Items:
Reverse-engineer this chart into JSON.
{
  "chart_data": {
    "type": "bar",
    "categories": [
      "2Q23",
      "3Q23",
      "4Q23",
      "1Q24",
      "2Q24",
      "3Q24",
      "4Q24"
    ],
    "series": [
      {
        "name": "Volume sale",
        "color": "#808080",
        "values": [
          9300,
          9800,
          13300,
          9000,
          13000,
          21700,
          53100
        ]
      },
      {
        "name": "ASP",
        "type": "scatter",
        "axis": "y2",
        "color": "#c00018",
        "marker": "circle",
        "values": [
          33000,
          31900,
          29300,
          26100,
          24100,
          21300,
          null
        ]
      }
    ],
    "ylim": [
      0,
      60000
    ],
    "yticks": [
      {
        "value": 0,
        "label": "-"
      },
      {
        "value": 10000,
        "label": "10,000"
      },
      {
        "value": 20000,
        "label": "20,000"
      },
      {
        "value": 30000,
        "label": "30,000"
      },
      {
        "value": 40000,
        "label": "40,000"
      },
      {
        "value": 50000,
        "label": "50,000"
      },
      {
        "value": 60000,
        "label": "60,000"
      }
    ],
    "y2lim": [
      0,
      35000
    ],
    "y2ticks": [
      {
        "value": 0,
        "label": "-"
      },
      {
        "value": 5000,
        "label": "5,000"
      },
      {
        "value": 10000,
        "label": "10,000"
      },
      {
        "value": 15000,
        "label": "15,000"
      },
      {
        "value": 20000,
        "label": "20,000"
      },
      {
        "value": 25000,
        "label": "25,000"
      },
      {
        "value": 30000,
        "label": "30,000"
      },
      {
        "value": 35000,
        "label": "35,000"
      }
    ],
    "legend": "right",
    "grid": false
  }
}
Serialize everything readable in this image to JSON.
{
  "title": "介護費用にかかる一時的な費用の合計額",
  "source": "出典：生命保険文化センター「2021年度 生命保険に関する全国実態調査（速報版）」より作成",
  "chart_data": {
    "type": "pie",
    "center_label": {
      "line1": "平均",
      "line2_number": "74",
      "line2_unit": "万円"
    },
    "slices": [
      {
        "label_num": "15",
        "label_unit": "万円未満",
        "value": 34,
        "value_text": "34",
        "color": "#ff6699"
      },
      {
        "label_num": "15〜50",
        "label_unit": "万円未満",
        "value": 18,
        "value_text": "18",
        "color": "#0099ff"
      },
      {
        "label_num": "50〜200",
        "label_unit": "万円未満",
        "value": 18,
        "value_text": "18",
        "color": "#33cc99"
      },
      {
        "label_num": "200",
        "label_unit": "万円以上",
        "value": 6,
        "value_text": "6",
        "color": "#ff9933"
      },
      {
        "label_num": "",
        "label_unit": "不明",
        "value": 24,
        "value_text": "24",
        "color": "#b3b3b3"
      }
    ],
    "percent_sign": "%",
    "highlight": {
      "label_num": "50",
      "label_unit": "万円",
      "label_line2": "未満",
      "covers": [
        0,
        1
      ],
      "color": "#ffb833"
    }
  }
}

Directive: Find the word "JSON" in the records and pull out each line that has it.

Task result:
Reverse-engineer this chart into JSON.
Serialize everything readable in this image to JSON.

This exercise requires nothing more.